Recast the listing from its first line through the line containing "bar (558, 110, 581, 367)" as a numbered list, omitting any blank lines.

◆ **Records held in a dataset**
»»

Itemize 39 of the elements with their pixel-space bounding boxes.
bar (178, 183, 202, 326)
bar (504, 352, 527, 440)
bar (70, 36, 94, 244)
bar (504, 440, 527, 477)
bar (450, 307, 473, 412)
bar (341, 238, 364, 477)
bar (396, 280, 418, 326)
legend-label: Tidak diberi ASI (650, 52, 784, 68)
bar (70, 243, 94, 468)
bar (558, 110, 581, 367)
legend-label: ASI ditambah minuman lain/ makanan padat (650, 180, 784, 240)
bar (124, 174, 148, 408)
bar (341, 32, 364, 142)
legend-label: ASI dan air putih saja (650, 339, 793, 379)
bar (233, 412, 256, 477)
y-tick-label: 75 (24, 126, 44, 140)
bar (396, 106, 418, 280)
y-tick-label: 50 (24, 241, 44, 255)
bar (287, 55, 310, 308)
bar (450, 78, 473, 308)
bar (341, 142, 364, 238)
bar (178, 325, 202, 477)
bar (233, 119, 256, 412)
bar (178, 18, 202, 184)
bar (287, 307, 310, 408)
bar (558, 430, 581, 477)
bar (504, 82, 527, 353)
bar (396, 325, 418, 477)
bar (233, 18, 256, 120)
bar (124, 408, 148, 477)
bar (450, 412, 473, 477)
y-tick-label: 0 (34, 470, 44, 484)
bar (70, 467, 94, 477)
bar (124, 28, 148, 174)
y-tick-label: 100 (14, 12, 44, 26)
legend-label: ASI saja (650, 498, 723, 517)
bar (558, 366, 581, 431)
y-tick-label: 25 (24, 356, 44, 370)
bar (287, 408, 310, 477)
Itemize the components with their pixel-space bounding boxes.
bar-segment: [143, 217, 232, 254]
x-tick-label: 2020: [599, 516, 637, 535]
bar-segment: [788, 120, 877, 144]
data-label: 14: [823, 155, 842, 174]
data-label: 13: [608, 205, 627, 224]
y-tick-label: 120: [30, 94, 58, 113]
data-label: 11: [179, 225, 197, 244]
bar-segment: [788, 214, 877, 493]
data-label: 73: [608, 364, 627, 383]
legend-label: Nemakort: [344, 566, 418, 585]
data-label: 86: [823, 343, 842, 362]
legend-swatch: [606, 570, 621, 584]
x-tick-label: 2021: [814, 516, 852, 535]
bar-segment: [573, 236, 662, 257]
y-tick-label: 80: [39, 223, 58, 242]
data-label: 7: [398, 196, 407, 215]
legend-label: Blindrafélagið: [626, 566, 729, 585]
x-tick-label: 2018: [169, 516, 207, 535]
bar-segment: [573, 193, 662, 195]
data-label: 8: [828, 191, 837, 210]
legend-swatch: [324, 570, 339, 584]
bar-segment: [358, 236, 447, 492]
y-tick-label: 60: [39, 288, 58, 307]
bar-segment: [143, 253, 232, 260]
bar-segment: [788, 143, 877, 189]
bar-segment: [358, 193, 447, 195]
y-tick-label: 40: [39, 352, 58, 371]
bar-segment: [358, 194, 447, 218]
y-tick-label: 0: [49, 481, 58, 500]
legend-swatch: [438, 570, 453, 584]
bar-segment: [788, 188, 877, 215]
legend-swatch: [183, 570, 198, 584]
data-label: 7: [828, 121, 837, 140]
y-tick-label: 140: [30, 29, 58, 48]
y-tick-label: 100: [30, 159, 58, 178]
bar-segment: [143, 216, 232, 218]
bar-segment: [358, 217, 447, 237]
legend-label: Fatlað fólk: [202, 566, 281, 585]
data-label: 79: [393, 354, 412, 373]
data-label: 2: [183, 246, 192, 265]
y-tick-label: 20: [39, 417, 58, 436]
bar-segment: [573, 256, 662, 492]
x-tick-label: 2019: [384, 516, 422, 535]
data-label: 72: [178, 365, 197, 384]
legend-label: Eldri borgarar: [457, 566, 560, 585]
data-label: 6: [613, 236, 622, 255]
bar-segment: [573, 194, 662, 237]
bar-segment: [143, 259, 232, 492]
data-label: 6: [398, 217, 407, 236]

««

◆ **Problem solution**
1. Itemize 39 of the elements with their pixel-space bounding boxes.
2. bar (178, 183, 202, 326)
3. bar (504, 352, 527, 440)
4. bar (70, 36, 94, 244)
5. bar (504, 440, 527, 477)
6. bar (450, 307, 473, 412)
7. bar (341, 238, 364, 477)
8. bar (396, 280, 418, 326)
9. legend-label: Tidak diberi ASI (650, 52, 784, 68)
10. bar (70, 243, 94, 468)
11. bar (558, 110, 581, 367)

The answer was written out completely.